» **OBJECTIVE**: Repeat, exactly and completely, the entries shown underneath.

» **Records that describe figures**:
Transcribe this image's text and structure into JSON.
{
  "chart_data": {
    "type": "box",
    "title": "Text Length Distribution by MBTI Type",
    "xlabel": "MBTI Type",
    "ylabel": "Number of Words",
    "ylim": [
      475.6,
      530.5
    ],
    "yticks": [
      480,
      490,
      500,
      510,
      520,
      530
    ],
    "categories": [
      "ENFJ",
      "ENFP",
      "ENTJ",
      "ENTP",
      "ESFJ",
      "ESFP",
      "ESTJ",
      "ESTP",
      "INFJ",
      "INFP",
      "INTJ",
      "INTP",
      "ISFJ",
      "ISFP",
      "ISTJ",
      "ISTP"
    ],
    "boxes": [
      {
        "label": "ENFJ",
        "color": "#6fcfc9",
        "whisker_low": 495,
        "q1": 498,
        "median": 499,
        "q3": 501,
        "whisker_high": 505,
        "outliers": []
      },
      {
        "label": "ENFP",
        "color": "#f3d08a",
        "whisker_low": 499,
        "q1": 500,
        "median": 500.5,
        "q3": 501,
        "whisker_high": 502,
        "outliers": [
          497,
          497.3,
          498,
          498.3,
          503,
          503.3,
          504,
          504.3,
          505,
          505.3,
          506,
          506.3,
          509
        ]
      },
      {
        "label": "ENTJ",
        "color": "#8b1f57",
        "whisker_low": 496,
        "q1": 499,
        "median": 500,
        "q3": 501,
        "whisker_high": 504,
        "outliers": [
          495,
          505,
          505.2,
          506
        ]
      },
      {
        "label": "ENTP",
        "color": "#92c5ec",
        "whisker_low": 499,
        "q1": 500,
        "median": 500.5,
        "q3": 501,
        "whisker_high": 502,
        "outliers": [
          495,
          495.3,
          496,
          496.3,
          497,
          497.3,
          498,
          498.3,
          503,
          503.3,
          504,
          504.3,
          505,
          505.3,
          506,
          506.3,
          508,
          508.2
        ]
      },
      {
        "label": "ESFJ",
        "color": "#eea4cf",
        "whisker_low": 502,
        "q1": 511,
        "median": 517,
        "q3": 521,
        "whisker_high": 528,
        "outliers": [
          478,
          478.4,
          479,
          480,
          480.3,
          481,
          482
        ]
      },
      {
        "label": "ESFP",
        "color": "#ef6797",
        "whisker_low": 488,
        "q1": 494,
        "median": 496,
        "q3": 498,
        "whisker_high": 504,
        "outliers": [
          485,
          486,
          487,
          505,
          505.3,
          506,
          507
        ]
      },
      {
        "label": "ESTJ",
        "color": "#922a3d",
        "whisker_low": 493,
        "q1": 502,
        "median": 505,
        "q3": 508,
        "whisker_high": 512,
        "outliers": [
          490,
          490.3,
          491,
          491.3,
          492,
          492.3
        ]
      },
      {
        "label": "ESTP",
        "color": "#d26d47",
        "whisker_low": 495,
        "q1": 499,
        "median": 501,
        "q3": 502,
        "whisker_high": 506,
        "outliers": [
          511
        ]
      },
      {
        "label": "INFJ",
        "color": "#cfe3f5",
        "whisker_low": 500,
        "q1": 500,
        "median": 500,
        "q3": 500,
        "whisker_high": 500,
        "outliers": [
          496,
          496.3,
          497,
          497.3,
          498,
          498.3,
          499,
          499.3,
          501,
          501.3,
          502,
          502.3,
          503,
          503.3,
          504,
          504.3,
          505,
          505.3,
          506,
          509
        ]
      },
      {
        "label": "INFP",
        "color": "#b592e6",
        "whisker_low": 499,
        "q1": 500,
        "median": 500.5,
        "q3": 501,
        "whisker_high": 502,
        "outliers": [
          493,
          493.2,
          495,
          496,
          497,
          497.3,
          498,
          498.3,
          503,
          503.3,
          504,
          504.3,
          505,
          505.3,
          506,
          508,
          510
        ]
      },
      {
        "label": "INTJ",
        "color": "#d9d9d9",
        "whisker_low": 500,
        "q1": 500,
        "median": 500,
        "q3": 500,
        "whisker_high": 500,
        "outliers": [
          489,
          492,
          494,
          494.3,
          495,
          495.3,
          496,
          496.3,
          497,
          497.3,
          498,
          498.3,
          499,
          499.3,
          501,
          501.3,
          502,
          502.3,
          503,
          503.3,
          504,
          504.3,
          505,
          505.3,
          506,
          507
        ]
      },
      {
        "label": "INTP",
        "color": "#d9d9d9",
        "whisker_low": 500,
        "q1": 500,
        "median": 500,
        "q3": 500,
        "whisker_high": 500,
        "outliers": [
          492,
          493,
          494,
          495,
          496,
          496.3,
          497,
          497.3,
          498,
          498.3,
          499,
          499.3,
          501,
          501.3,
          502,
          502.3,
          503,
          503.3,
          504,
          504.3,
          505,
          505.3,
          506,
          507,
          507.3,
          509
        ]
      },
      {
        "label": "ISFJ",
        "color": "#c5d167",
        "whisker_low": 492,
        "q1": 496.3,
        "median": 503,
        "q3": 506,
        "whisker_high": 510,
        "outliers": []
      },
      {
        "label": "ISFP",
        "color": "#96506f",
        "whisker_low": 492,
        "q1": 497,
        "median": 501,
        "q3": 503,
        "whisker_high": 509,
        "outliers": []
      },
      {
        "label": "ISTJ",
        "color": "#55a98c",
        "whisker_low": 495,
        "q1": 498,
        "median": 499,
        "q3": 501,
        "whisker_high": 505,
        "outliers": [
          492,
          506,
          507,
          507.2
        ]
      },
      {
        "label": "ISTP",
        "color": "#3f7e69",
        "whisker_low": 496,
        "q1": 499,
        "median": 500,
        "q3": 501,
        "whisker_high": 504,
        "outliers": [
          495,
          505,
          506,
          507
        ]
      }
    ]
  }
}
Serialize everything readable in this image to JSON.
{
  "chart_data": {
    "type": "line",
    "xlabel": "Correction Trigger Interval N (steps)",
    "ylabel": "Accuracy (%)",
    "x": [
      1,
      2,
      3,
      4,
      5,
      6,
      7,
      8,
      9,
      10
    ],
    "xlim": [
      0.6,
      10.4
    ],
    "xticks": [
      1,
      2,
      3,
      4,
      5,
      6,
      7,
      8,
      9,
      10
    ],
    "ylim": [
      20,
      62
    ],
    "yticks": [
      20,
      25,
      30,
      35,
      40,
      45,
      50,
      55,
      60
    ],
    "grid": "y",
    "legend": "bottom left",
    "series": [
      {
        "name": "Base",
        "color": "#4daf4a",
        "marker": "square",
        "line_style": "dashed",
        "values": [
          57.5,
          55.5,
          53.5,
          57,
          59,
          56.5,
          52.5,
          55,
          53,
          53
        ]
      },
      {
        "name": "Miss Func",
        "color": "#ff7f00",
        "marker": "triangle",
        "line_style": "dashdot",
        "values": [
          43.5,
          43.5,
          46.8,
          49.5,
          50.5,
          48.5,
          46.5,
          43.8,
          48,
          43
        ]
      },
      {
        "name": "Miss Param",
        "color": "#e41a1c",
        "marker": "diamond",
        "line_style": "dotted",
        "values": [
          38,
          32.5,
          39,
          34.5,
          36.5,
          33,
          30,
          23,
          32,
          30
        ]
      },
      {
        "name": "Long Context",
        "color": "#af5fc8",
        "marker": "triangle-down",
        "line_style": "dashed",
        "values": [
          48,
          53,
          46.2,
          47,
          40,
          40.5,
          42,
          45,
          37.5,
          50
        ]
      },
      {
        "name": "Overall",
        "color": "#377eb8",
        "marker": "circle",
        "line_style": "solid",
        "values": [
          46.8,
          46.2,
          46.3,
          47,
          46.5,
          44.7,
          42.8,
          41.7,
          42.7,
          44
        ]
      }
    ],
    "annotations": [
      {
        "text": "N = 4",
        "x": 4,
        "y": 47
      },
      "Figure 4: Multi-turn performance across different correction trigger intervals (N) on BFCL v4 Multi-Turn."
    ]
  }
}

» **ANSWER TO THE TASK**:
Transcribe this image's text and structure into JSON.
{
  "chart_data": {
    "type": "box",
    "title": "Text Length Distribution by MBTI Type",
    "xlabel": "MBTI Type",
    "ylabel": "Number of Words",
    "ylim": [
      475.6,
      530.5
    ],
    "yticks": [
      480,
      490,
      500,
      510,
      520,
      530
    ],
    "categories": [
      "ENFJ",
      "ENFP",
      "ENTJ",
      "ENTP",
      "ESFJ",
      "ESFP",
      "ESTJ",
      "ESTP",
      "INFJ",
      "INFP",
      "INTJ",
      "INTP",
      "ISFJ",
      "ISFP",
      "ISTJ",
      "ISTP"
    ],
    "boxes": [
      {
        "label": "ENFJ",
        "color": "#6fcfc9",
        "whisker_low": 495,
        "q1": 498,
        "median": 499,
        "q3": 501,
        "whisker_high": 505,
        "outliers": []
      },
      {
        "label": "ENFP",
        "color": "#f3d08a",
        "whisker_low": 499,
        "q1": 500,
        "median": 500.5,
        "q3": 501,
        "whisker_high": 502,
        "outliers": [
          497,
          497.3,
          498,
          498.3,
          503,
          503.3,
          504,
          504.3,
          505,
          505.3,
          506,
          506.3,
          509
        ]
      },
      {
        "label": "ENTJ",
        "color": "#8b1f57",
        "whisker_low": 496,
        "q1": 499,
        "median": 500,
        "q3": 501,
        "whisker_high": 504,
        "outliers": [
          495,
          505,
          505.2,
          506
        ]
      },
      {
        "label": "ENTP",
        "color": "#92c5ec",
        "whisker_low": 499,
        "q1": 500,
        "median": 500.5,
        "q3": 501,
        "whisker_high": 502,
        "outliers": [
          495,
          495.3,
          496,
          496.3,
          497,
          497.3,
          498,
          498.3,
          503,
          503.3,
          504,
          504.3,
          505,
          505.3,
          506,
          506.3,
          508,
          508.2
        ]
      },
      {
        "label": "ESFJ",
        "color": "#eea4cf",
        "whisker_low": 502,
        "q1": 511,
        "median": 517,
        "q3": 521,
        "whisker_high": 528,
        "outliers": [
          478,
          478.4,
          479,
          480,
          480.3,
          481,
          482
        ]
      },
      {
        "label": "ESFP",
        "color": "#ef6797",
        "whisker_low": 488,
        "q1": 494,
        "median": 496,
        "q3": 498,
        "whisker_high": 504,
        "outliers": [
          485,
          486,
          487,
          505,
          505.3,
          506,
          507
        ]
      },
      {
        "label": "ESTJ",
        "color": "#922a3d",
        "whisker_low": 493,
        "q1": 502,
        "median": 505,
        "q3": 508,
        "whisker_high": 512,
        "outliers": [
          490,
          490.3,
          491,
          491.3,
          492,
          492.3
        ]
      },
      {
        "label": "ESTP",
        "color": "#d26d47",
        "whisker_low": 495,
        "q1": 499,
        "median": 501,
        "q3": 502,
        "whisker_high": 506,
        "outliers": [
          511
        ]
      },
      {
        "label": "INFJ",
        "color": "#cfe3f5",
        "whisker_low": 500,
        "q1": 500,
        "median": 500,
        "q3": 500,
        "whisker_high": 500,
        "outliers": [
          496,
          496.3,
          497,
          497.3,
          498,
          498.3,
          499,
          499.3,
          501,
          501.3,
          502,
          502.3,
          503,
          503.3,
          504,
          504.3,
          505,
          505.3,
          506,
          509
        ]
      },
      {
        "label": "INFP",
        "color": "#b592e6",
        "whisker_low": 499,
        "q1": 500,
        "median": 500.5,
        "q3": 501,
        "whisker_high": 502,
        "outliers": [
          493,
          493.2,
          495,
          496,
          497,
          497.3,
          498,
          498.3,
          503,
          503.3,
          504,
          504.3,
          505,
          505.3,
          506,
          508,
          510
        ]
      },
      {
        "label": "INTJ",
        "color": "#d9d9d9",
        "whisker_low": 500,
        "q1": 500,
        "median": 500,
        "q3": 500,
        "whisker_high": 500,
        "outliers": [
          489,
          492,
          494,
          494.3,
          495,
          495.3,
          496,
          496.3,
          497,
          497.3,
          498,
          498.3,
          499,
          499.3,
          501,
          501.3,
          502,
          502.3,
          503,
          503.3,
          504,
          504.3,
          505,
          505.3,
          506,
          507
        ]
      },
      {
        "label": "INTP",
        "color": "#d9d9d9",
        "whisker_low": 500,
        "q1": 500,
        "median": 500,
        "q3": 500,
        "whisker_high": 500,
        "outliers": [
          492,
          493,
          494,
          495,
          496,
          496.3,
          497,
          497.3,
          498,
          498.3,
          499,
          499.3,
          501,
          501.3,
          502,
          502.3,
          503,
          503.3,
          504,
          504.3,
          505,
          505.3,
          506,
          507,
          507.3,
          509
        ]
      },
      {
        "label": "ISFJ",
        "color": "#c5d167",
        "whisker_low": 492,
        "q1": 496.3,
        "median": 503,
        "q3": 506,
        "whisker_high": 510,
        "outliers": []
      },
      {
        "label": "ISFP",
        "color": "#96506f",
        "whisker_low": 492,
        "q1": 497,
        "median": 501,
        "q3": 503,
        "whisker_high": 509,
        "outliers": []
      },
      {
        "label": "ISTJ",
        "color": "#55a98c",
        "whisker_low": 495,
        "q1": 498,
        "median": 499,
        "q3": 501,
        "whisker_high": 505,
        "outliers": [
          492,
          506,
          507,
          507.2
        ]
      },
      {
        "label": "ISTP",
        "color": "#3f7e69",
        "whisker_low": 496,
        "q1": 499,
        "median": 500,
        "q3": 501,
        "whisker_high": 504,
        "outliers": [
          495,
          505,
          506,
          507
        ]
      }
    ]
  }
}
Serialize everything readable in this image to JSON.
{
  "chart_data": {
    "type": "line",
    "xlabel": "Correction Trigger Interval N (steps)",
    "ylabel": "Accuracy (%)",
    "x": [
      1,
      2,
      3,
      4,
      5,
      6,
      7,
      8,
      9,
      10
    ],
    "xlim": [
      0.6,
      10.4
    ],
    "xticks": [
      1,
      2,
      3,
      4,
      5,
      6,
      7,
      8,
      9,
      10
    ],
    "ylim": [
      20,
      62
    ],
    "yticks": [
      20,
      25,
      30,
      35,
      40,
      45,
      50,
      55,
      60
    ],
    "grid": "y",
    "legend": "bottom left",
    "series": [
      {
        "name": "Base",
        "color": "#4daf4a",
        "marker": "square",
        "line_style": "dashed",
        "values": [
          57.5,
          55.5,
          53.5,
          57,
          59,
          56.5,
          52.5,
          55,
          53,
          53
        ]
      },
      {
        "name": "Miss Func",
        "color": "#ff7f00",
        "marker": "triangle",
        "line_style": "dashdot",
        "values": [
          43.5,
          43.5,
          46.8,
          49.5,
          50.5,
          48.5,
          46.5,
          43.8,
          48,
          43
        ]
      },
      {
        "name": "Miss Param",
        "color": "#e41a1c",
        "marker": "diamond",
        "line_style": "dotted",
        "values": [
          38,
          32.5,
          39,
          34.5,
          36.5,
          33,
          30,
          23,
          32,
          30
        ]
      },
      {
        "name": "Long Context",
        "color": "#af5fc8",
        "marker": "triangle-down",
        "line_style": "dashed",
        "values": [
          48,
          53,
          46.2,
          47,
          40,
          40.5,
          42,
          45,
          37.5,
          50
        ]
      },
      {
        "name": "Overall",
        "color": "#377eb8",
        "marker": "circle",
        "line_style": "solid",
        "values": [
          46.8,
          46.2,
          46.3,
          47,
          46.5,
          44.7,
          42.8,
          41.7,
          42.7,
          44
        ]
      }
    ],
    "annotations": [
      {
        "text": "N = 4",
        "x": 4,
        "y": 47
      },
      "Figure 4: Multi-turn performance across different correction trigger intervals (N) on BFCL v4 Multi-Turn."
    ]
  }
}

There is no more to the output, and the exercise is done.